Pouvez-vous mettre en forme de tableau Markdown les lignes des données, de la toute première jusqu'à celle qui contient « bar-segment-lt25 xyxy=(467,1072,529,1149) » incluse, avec une colonne « N° » et une colonne « Ligne », sans les lignes vides ?
++++ DONNÉES EXTRAITES ++++
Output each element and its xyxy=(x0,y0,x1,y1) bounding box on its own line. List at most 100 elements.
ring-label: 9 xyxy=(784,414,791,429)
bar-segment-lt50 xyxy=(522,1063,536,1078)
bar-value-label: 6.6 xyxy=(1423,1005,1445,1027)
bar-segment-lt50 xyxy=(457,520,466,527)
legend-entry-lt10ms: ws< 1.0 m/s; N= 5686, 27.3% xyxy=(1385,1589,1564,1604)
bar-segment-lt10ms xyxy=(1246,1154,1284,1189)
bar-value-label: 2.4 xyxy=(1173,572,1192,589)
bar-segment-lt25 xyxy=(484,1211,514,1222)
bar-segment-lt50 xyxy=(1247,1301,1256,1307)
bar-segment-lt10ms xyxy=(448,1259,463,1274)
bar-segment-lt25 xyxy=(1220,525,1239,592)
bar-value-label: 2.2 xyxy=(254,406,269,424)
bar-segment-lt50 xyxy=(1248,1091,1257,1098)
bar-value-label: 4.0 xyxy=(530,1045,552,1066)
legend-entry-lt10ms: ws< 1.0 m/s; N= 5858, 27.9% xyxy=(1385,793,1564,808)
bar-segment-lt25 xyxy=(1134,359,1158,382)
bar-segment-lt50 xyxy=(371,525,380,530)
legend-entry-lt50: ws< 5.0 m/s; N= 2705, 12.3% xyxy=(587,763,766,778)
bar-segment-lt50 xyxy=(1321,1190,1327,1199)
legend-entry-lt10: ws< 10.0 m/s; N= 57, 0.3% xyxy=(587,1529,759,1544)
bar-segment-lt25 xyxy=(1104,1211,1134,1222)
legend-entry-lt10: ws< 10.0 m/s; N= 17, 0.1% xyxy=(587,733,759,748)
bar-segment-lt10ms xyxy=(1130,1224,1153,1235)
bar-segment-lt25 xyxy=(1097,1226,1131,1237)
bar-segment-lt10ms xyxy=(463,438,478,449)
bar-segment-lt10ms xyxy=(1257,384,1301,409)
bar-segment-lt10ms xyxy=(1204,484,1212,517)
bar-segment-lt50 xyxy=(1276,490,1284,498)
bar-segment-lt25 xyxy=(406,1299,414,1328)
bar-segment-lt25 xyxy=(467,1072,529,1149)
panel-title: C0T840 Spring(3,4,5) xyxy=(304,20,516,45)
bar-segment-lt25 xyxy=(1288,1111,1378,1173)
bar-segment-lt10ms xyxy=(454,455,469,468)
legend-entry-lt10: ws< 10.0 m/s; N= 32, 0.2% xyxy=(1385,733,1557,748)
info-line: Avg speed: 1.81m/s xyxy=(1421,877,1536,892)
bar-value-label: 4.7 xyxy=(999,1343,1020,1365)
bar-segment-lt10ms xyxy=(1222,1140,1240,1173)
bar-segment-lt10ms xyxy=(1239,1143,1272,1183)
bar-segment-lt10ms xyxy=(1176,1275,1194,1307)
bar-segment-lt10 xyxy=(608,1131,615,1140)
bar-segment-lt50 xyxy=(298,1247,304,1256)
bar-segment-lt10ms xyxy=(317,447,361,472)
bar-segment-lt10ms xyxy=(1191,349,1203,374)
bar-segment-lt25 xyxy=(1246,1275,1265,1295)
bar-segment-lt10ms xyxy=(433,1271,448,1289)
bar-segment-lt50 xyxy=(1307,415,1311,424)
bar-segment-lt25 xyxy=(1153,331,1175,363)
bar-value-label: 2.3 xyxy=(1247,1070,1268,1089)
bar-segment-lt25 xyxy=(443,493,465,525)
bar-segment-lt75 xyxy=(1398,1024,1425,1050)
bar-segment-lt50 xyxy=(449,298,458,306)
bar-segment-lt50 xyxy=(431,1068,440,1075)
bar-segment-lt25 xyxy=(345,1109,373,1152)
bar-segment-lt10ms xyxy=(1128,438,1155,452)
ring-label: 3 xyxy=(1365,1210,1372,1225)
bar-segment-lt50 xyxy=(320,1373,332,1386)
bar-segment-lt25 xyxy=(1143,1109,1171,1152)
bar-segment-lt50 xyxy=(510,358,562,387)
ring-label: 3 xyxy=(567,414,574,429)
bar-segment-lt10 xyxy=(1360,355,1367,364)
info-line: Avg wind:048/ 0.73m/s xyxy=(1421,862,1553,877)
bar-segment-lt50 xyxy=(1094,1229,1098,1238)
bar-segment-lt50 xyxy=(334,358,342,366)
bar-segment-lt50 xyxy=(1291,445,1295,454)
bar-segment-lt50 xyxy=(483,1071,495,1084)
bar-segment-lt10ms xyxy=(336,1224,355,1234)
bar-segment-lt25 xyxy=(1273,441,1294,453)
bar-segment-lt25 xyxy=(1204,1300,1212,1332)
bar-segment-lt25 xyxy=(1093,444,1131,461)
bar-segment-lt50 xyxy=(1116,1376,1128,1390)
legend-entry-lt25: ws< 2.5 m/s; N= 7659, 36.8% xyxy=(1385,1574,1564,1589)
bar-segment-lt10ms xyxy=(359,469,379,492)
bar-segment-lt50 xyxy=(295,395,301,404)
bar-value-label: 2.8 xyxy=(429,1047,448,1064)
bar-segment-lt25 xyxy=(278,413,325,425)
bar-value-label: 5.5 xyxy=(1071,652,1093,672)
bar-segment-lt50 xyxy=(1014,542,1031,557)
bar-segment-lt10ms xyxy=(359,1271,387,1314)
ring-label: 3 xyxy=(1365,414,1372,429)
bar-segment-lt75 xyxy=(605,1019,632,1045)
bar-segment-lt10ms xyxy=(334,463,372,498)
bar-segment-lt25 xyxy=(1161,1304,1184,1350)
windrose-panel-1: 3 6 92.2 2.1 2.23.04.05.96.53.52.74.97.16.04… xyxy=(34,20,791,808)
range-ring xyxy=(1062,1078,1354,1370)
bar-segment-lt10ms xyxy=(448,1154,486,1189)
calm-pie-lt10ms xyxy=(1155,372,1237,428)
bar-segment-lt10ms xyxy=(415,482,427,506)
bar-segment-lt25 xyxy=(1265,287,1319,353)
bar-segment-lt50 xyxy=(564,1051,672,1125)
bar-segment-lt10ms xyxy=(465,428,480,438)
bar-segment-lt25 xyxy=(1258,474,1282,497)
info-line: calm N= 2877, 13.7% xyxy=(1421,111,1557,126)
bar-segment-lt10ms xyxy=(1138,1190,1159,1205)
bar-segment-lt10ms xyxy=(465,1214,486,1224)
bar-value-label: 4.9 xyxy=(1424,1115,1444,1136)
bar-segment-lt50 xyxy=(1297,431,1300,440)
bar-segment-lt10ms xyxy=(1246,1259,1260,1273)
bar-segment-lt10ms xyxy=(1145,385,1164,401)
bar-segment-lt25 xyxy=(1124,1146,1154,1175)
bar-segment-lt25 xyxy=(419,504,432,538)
++++
RÉPONSE COMPLÈTE
| N° | Ligne |
|---|---|
| 1 | Output each element and its xyxy=(x0,y0,x1,y1) bounding box on its own line. List at most 100 elements. |
| 2 | ring-label: 9 xyxy=(784,414,791,429) |
| 3 | bar-segment-lt50 xyxy=(522,1063,536,1078) |
| 4 | bar-value-label: 6.6 xyxy=(1423,1005,1445,1027) |
| 5 | bar-segment-lt50 xyxy=(457,520,466,527) |
| 6 | legend-entry-lt10ms: ws< 1.0 m/s; N= 5686, 27.3% xyxy=(1385,1589,1564,1604) |
| 7 | bar-segment-lt10ms xyxy=(1246,1154,1284,1189) |
| 8 | bar-value-label: 2.4 xyxy=(1173,572,1192,589) |
| 9 | bar-segment-lt25 xyxy=(484,1211,514,1222) |
| 10 | bar-segment-lt50 xyxy=(1247,1301,1256,1307) |
| 11 | bar-segment-lt10ms xyxy=(448,1259,463,1274) |
| 12 | bar-segment-lt25 xyxy=(1220,525,1239,592) |
| 13 | bar-value-label: 2.2 xyxy=(254,406,269,424) |
| 14 | bar-segment-lt50 xyxy=(1248,1091,1257,1098) |
| 15 | bar-value-label: 4.0 xyxy=(530,1045,552,1066) |
| 16 | legend-entry-lt10ms: ws< 1.0 m/s; N= 5858, 27.9% xyxy=(1385,793,1564,808) |
| 17 | bar-segment-lt25 xyxy=(1134,359,1158,382) |
| 18 | bar-segment-lt50 xyxy=(371,525,380,530) |
| 19 | legend-entry-lt50: ws< 5.0 m/s; N= 2705, 12.3% xyxy=(587,763,766,778) |
| 20 | bar-segment-lt50 xyxy=(1321,1190,1327,1199) |
| 21 | legend-entry-lt10: ws< 10.0 m/s; N= 57, 0.3% xyxy=(587,1529,759,1544) |
| 22 | bar-segment-lt25 xyxy=(1104,1211,1134,1222) |
| 23 | legend-entry-lt10: ws< 10.0 m/s; N= 17, 0.1% xyxy=(587,733,759,748) |
| 24 | bar-segment-lt10ms xyxy=(1130,1224,1153,1235) |
| 25 | bar-segment-lt25 xyxy=(1097,1226,1131,1237) |
| 26 | bar-segment-lt10ms xyxy=(463,438,478,449) |
| 27 | bar-segment-lt10ms xyxy=(1257,384,1301,409) |
| 28 | bar-segment-lt10ms xyxy=(1204,484,1212,517) |
| 29 | bar-segment-lt50 xyxy=(1276,490,1284,498) |
| 30 | bar-segment-lt25 xyxy=(406,1299,414,1328) |
| 31 | bar-segment-lt25 xyxy=(467,1072,529,1149) |